--- START OF EXCERPTED DATA ---
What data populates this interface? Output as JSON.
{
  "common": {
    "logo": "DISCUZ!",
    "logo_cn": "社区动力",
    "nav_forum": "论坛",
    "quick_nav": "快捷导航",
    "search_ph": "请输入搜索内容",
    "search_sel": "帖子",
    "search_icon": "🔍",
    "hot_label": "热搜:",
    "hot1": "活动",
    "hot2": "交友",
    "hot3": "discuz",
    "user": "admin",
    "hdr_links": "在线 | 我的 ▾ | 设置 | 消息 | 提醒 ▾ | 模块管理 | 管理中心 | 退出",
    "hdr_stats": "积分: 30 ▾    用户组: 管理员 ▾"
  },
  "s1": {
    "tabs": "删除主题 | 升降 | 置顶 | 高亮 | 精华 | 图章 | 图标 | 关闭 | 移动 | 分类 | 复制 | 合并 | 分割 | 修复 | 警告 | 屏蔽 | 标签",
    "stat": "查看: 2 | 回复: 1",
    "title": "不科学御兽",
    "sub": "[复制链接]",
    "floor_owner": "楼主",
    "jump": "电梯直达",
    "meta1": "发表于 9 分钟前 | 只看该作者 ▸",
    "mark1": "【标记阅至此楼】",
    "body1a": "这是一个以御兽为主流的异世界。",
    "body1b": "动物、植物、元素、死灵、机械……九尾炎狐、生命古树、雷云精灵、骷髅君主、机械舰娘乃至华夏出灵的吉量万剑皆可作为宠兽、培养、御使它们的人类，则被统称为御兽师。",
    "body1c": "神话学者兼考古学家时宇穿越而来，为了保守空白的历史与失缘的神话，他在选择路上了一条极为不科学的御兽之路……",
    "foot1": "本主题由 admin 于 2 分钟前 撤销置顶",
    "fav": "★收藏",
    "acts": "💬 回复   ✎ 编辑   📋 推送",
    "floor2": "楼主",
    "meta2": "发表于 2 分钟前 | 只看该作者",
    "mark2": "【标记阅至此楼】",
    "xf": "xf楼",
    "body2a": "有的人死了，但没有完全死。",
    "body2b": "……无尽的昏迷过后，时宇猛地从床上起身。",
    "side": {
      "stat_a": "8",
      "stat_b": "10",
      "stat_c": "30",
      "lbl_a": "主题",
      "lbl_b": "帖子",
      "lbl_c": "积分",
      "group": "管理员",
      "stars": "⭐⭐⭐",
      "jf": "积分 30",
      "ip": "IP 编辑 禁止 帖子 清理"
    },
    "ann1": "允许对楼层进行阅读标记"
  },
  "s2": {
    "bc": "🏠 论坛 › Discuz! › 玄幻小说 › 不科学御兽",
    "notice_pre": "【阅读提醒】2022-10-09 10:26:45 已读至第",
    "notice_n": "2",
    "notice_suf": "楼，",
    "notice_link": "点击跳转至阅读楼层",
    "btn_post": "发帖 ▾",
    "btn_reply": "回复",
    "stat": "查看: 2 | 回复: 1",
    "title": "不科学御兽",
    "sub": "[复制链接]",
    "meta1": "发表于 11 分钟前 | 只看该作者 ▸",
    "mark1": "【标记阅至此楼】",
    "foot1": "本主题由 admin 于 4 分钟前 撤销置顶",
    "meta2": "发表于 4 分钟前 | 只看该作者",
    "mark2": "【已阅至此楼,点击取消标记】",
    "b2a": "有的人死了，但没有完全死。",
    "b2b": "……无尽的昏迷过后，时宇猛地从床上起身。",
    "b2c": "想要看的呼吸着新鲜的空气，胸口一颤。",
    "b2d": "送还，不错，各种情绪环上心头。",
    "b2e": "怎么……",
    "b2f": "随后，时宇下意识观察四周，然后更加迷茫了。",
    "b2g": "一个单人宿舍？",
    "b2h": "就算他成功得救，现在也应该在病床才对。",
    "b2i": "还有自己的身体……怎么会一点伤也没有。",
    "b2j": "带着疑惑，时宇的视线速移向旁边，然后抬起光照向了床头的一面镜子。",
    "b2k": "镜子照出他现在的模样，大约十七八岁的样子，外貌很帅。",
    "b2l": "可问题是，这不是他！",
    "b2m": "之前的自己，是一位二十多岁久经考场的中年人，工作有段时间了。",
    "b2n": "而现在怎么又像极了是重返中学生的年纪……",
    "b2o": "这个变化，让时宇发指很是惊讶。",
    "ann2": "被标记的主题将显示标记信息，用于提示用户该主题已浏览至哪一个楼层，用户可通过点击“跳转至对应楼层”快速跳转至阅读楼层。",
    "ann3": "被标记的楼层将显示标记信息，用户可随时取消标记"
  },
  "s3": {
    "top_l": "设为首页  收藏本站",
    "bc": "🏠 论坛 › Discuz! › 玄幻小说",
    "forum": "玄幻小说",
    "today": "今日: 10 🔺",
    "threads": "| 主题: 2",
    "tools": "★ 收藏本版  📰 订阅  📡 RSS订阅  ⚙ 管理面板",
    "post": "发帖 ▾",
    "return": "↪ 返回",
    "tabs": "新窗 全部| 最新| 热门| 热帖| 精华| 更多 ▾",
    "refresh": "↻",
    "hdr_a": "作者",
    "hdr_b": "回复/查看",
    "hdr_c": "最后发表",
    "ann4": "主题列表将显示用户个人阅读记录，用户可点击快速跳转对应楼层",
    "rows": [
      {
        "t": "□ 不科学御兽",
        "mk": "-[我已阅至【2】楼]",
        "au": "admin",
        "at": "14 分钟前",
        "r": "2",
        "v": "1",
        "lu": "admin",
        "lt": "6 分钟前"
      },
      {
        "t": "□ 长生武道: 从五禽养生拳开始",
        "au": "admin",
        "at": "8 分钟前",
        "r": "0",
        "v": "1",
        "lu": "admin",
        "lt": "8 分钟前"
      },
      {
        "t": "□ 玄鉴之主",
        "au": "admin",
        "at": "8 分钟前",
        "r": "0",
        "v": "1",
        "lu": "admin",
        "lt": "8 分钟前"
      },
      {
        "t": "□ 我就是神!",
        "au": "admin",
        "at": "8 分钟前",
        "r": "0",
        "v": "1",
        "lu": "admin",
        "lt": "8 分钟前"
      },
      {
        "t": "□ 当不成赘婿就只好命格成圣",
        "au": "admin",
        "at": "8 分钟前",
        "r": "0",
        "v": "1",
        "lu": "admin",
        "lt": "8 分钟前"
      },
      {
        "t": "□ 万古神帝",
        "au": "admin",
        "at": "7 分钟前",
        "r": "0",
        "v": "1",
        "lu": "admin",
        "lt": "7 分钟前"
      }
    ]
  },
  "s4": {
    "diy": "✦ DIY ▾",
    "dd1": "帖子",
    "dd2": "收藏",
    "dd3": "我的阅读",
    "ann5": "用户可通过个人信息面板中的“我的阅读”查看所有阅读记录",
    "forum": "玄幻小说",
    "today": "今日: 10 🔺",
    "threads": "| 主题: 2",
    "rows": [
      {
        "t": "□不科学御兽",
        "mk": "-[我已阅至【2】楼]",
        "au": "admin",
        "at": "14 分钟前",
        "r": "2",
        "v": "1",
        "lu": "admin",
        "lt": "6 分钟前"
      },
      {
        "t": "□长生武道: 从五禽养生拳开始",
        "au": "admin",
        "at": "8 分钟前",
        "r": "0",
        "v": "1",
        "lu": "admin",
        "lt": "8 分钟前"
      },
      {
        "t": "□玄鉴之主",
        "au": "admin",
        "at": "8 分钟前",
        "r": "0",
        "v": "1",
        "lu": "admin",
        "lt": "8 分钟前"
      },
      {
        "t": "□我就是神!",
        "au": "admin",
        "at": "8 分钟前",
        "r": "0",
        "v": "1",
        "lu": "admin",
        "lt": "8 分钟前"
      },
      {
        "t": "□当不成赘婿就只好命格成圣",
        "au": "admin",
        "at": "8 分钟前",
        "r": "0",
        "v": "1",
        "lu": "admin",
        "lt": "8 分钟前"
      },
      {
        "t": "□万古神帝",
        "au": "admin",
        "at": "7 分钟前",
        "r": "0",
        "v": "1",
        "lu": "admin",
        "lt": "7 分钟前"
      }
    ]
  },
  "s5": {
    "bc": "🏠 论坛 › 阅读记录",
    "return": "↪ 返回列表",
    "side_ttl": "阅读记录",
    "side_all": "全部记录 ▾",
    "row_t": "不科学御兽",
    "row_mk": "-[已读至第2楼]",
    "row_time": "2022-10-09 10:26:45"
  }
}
--- END OF EXCERPTED DATA ---
--- START OF EXCERPTED DATA ---
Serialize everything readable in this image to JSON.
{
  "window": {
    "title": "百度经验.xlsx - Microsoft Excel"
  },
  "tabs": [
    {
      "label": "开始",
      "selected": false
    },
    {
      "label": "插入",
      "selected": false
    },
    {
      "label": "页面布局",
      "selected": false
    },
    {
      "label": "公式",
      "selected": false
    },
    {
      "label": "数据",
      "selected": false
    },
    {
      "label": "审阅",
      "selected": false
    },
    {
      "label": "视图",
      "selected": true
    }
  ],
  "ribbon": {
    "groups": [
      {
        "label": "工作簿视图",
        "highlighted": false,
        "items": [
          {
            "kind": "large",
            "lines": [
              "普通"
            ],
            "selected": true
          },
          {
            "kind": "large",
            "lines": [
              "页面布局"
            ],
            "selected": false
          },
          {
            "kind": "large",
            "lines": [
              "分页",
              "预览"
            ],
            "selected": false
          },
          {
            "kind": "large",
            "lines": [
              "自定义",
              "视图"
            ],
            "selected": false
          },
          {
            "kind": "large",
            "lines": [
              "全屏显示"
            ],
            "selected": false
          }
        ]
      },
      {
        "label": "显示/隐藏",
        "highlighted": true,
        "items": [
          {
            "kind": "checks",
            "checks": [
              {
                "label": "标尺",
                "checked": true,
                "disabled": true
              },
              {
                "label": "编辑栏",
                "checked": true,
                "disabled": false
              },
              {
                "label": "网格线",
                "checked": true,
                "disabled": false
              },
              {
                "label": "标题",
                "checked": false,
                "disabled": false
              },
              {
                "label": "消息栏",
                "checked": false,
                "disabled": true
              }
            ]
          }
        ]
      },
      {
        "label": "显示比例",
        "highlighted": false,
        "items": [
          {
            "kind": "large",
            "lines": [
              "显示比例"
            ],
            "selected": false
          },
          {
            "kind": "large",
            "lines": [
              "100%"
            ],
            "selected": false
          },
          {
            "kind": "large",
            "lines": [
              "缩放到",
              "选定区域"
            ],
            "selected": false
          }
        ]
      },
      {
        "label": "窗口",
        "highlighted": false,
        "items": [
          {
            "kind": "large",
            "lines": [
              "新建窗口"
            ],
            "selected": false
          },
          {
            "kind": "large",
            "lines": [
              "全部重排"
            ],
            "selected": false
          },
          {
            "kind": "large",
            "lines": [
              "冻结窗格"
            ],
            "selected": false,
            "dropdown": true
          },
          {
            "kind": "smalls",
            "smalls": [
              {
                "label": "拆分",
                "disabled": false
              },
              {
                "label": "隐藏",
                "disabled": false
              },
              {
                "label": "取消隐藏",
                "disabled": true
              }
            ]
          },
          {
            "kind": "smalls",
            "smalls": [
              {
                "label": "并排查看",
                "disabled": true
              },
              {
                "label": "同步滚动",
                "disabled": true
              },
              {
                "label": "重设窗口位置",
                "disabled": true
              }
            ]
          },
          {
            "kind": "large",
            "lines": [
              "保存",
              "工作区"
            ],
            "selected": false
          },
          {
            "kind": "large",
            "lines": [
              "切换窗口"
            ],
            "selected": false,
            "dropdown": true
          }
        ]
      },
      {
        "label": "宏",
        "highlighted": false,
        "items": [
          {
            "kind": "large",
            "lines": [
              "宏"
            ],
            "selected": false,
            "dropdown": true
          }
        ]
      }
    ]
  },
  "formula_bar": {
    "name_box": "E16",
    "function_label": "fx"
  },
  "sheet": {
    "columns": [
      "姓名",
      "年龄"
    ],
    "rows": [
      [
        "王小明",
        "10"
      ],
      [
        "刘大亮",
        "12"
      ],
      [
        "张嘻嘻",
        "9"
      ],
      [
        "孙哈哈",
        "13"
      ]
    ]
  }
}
--- END OF EXCERPTED DATA ---
_EXERCISE PROMPT_
Return from the data every line that holds "但没有完全死".

_FULL RESPONSE_
    "body2a": "有的人死了，但没有完全死。",
    "b2a": "有的人死了，但没有完全死。",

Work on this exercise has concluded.